(Stored data)
━━━━━━━━━━
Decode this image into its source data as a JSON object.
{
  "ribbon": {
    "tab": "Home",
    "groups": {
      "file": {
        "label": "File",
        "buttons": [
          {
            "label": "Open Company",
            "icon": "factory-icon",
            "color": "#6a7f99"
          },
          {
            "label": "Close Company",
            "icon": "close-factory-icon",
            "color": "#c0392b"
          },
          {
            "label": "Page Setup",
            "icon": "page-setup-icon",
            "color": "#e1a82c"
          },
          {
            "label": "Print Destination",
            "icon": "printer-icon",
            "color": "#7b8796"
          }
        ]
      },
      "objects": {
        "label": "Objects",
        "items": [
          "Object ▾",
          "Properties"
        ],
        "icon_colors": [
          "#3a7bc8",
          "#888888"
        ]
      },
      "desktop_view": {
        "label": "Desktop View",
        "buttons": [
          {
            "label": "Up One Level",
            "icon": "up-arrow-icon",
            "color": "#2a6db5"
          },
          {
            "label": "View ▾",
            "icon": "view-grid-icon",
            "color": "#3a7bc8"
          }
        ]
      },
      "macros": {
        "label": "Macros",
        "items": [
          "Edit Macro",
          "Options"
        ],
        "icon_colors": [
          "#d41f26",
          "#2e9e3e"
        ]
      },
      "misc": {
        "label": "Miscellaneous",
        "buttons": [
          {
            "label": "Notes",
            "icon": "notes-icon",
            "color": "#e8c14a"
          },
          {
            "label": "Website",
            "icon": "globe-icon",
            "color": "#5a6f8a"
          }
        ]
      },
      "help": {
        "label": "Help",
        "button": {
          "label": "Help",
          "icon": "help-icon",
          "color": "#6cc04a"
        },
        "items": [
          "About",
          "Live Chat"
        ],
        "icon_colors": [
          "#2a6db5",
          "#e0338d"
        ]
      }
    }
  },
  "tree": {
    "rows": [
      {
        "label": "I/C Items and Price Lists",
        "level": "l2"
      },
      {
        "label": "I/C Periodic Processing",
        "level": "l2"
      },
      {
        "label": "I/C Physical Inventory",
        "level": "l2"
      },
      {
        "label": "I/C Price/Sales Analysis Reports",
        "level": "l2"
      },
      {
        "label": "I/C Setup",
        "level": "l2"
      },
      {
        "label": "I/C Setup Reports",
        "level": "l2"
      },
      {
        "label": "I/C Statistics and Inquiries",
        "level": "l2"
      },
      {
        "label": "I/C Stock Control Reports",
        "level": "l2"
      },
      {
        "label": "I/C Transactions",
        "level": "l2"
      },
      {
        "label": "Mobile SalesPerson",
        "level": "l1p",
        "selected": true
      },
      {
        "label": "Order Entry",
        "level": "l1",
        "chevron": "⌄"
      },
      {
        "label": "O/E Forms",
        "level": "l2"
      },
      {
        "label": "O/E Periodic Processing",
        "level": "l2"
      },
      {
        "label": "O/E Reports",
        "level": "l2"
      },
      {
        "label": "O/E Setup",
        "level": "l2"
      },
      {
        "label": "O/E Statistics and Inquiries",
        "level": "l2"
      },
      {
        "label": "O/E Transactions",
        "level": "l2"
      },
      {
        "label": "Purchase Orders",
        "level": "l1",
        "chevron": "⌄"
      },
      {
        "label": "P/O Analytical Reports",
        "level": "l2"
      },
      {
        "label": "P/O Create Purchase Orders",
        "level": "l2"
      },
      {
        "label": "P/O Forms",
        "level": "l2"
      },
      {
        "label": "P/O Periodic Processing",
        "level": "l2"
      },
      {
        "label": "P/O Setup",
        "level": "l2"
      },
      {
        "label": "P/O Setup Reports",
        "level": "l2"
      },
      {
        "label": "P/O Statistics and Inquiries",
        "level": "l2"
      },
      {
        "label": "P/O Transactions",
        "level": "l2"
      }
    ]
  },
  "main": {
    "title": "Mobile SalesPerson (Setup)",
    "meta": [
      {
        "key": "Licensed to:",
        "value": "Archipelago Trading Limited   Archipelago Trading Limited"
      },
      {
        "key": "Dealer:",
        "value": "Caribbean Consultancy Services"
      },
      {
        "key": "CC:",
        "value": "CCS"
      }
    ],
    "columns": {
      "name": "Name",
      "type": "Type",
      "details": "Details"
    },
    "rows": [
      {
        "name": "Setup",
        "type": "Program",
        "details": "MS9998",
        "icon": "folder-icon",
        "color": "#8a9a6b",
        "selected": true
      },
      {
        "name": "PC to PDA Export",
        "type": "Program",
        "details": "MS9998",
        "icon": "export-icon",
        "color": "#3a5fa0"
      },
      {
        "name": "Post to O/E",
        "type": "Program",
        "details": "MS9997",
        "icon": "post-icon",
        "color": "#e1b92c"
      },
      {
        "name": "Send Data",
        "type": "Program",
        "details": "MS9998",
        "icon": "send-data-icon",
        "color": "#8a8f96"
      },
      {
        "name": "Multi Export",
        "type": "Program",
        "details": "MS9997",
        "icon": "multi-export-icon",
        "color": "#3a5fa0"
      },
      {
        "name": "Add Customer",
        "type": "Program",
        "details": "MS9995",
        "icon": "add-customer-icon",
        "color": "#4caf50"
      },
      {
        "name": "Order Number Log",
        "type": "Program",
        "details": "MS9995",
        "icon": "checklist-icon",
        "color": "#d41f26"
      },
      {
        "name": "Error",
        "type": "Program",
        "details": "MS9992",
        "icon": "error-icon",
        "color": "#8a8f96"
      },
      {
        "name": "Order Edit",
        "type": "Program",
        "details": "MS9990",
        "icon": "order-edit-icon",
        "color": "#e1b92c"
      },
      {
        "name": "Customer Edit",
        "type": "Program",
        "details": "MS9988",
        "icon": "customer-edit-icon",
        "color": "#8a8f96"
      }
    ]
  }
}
━━━━━━━━━━
> DO THIS:
What is the number of lines in the data above that include the word "Orders"? Answer with that number only.

> COMPLETED EXERCISE:
2